*What you are asked to do:* Retype the records below exactly as they appear, but leave out any pictures.

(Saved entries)
— Begin —

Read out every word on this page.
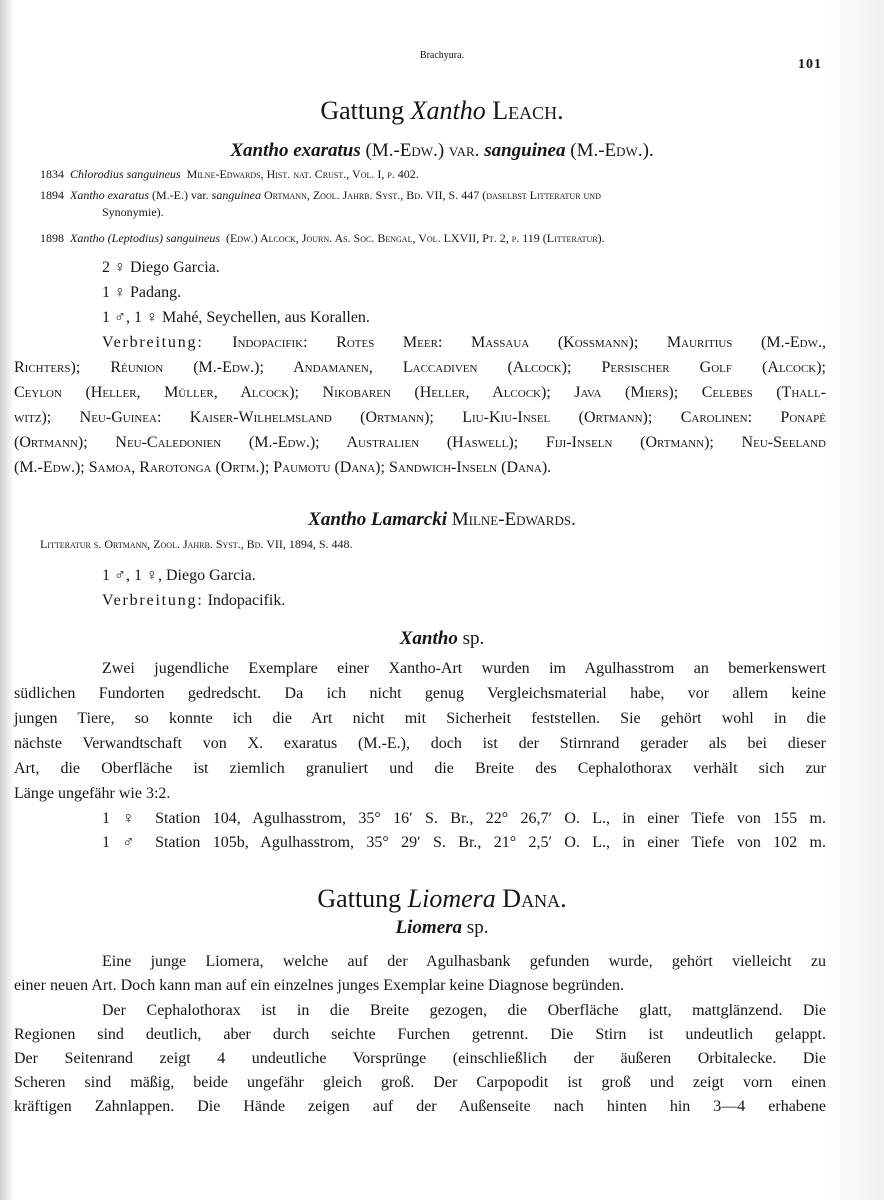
Brachyura.
101
Gattung Xantho Leach.
Xantho exaratus (M.-Edw.) var. sanguinea (M.-Edw.).
1834 Chlorodius sanguineus Milne-Edwards, Hist. nat. Crust., Vol. I, p. 402.
1894 Xantho exaratus (M.-E.) var. sanguinea Ortmann, Zool. Jahrb. Syst., Bd. VII, S. 447 (daselbst Litteratur und
Synonymie).
1898 Xantho (Leptodius) sanguineus (Edw.) Alcock, Journ. As. Soc. Bengal, Vol. LXVII, Pt. 2, p. 119 (Litteratur).
2 ♀ Diego Garcia.
1 ♀ Padang.
1 ♂, 1 ♀ Mahé, Seychellen, aus Korallen.
Verbreitung: Indopacifik: Rotes Meer: Massaua (Kossmann); Mauritius (M.-Edw.,
Richters); Réunion (M.-Edw.); Andamanen, Laccadiven (Alcock); Persischer Golf (Alcock);
Ceylon (Heller, Müller, Alcock); Nikobaren (Heller, Alcock); Java (Miers); Celebes (Thall-
witz); Neu-Guinea: Kaiser-Wilhelmsland (Ortmann); Liu-Kiu-Insel (Ortmann); Carolinen: Ponapé
(Ortmann); Neu-Caledonien (M.-Edw.); Australien (Haswell); Fiji-Inseln (Ortmann); Neu-Seeland
(M.-Edw.); Samoa, Rarotonga (Ortm.); Paumotu (Dana); Sandwich-Inseln (Dana).
Xantho Lamarcki Milne-Edwards.
Litteratur s. Ortmann, Zool. Jahrb. Syst., Bd. VII, 1894, S. 448.
1 ♂, 1 ♀, Diego Garcia.
Verbreitung: Indopacifik.
Xantho sp.
Zwei jugendliche Exemplare einer Xantho-Art wurden im Agulhasstrom an bemerkenswert
südlichen Fundorten gedredscht. Da ich nicht genug Vergleichsmaterial habe, vor allem keine
jungen Tiere, so konnte ich die Art nicht mit Sicherheit feststellen. Sie gehört wohl in die
nächste Verwandtschaft von X. exaratus (M.-E.), doch ist der Stirnrand gerader als bei dieser
Art, die Oberfläche ist ziemlich granuliert und die Breite des Cephalothorax verhält sich zur
Länge ungefähr wie 3:2.
1 ♀ Station 104, Agulhasstrom, 35° 16′ S. Br., 22° 26,7′ O. L., in einer Tiefe von 155 m.
1 ♂ Station 105b, Agulhasstrom, 35° 29′ S. Br., 21° 2,5′ O. L., in einer Tiefe von 102 m.
Gattung Liomera Dana.
Liomera sp.
Eine junge Liomera, welche auf der Agulhasbank gefunden wurde, gehört vielleicht zu
einer neuen Art. Doch kann man auf ein einzelnes junges Exemplar keine Diagnose begründen.
Der Cephalothorax ist in die Breite gezogen, die Oberfläche glatt, mattglänzend. Die
Regionen sind deutlich, aber durch seichte Furchen getrennt. Die Stirn ist undeutlich gelappt.
Der Seitenrand zeigt 4 undeutliche Vorsprünge (einschließlich der äußeren Orbitalecke. Die
Scheren sind mäßig, beide ungefähr gleich groß. Der Carpopodit ist groß und zeigt vorn einen
kräftigen Zahnlappen. Die Hände zeigen auf der Außenseite nach hinten hin 3—4 erhabene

— End —

*Answer for this exercise:*
Read out every word on this page.
Brachyura.
101
Gattung Xantho Leach.
Xantho exaratus (M.-Edw.) var. sanguinea (M.-Edw.).
1834 Chlorodius sanguineus Milne-Edwards, Hist. nat. Crust., Vol. I, p. 402.
1894 Xantho exaratus (M.-E.) var. sanguinea Ortmann, Zool. Jahrb. Syst., Bd. VII, S. 447 (daselbst Litteratur und
Synonymie).
1898 Xantho (Leptodius) sanguineus (Edw.) Alcock, Journ. As. Soc. Bengal, Vol. LXVII, Pt. 2, p. 119 (Litteratur).
2 ♀ Diego Garcia.
1 ♀ Padang.
1 ♂, 1 ♀ Mahé, Seychellen, aus Korallen.
Verbreitung: Indopacifik: Rotes Meer: Massaua (Kossmann); Mauritius (M.-Edw.,
Richters); Réunion (M.-Edw.); Andamanen, Laccadiven (Alcock); Persischer Golf (Alcock);
Ceylon (Heller, Müller, Alcock); Nikobaren (Heller, Alcock); Java (Miers); Celebes (Thall-
witz); Neu-Guinea: Kaiser-Wilhelmsland (Ortmann); Liu-Kiu-Insel (Ortmann); Carolinen: Ponapé
(Ortmann); Neu-Caledonien (M.-Edw.); Australien (Haswell); Fiji-Inseln (Ortmann); Neu-Seeland
(M.-Edw.); Samoa, Rarotonga (Ortm.); Paumotu (Dana); Sandwich-Inseln (Dana).
Xantho Lamarcki Milne-Edwards.
Litteratur s. Ortmann, Zool. Jahrb. Syst., Bd. VII, 1894, S. 448.
1 ♂, 1 ♀, Diego Garcia.
Verbreitung: Indopacifik.
Xantho sp.
Zwei jugendliche Exemplare einer Xantho-Art wurden im Agulhasstrom an bemerkenswert
südlichen Fundorten gedredscht. Da ich nicht genug Vergleichsmaterial habe, vor allem keine
jungen Tiere, so konnte ich die Art nicht mit Sicherheit feststellen. Sie gehört wohl in die
nächste Verwandtschaft von X. exaratus (M.-E.), doch ist der Stirnrand gerader als bei dieser
Art, die Oberfläche ist ziemlich granuliert und die Breite des Cephalothorax verhält sich zur
Länge ungefähr wie 3:2.
1 ♀ Station 104, Agulhasstrom, 35° 16′ S. Br., 22° 26,7′ O. L., in einer Tiefe von 155 m.
1 ♂ Station 105b, Agulhasstrom, 35° 29′ S. Br., 21° 2,5′ O. L., in einer Tiefe von 102 m.
Gattung Liomera Dana.
Liomera sp.
Eine junge Liomera, welche auf der Agulhasbank gefunden wurde, gehört vielleicht zu
einer neuen Art. Doch kann man auf ein einzelnes junges Exemplar keine Diagnose begründen.
Der Cephalothorax ist in die Breite gezogen, die Oberfläche glatt, mattglänzend. Die
Regionen sind deutlich, aber durch seichte Furchen getrennt. Die Stirn ist undeutlich gelappt.
Der Seitenrand zeigt 4 undeutliche Vorsprünge (einschließlich der äußeren Orbitalecke. Die
Scheren sind mäßig, beide ungefähr gleich groß. Der Carpopodit ist groß und zeigt vorn einen
kräftigen Zahnlappen. Die Hände zeigen auf der Außenseite nach hinten hin 3—4 erhabene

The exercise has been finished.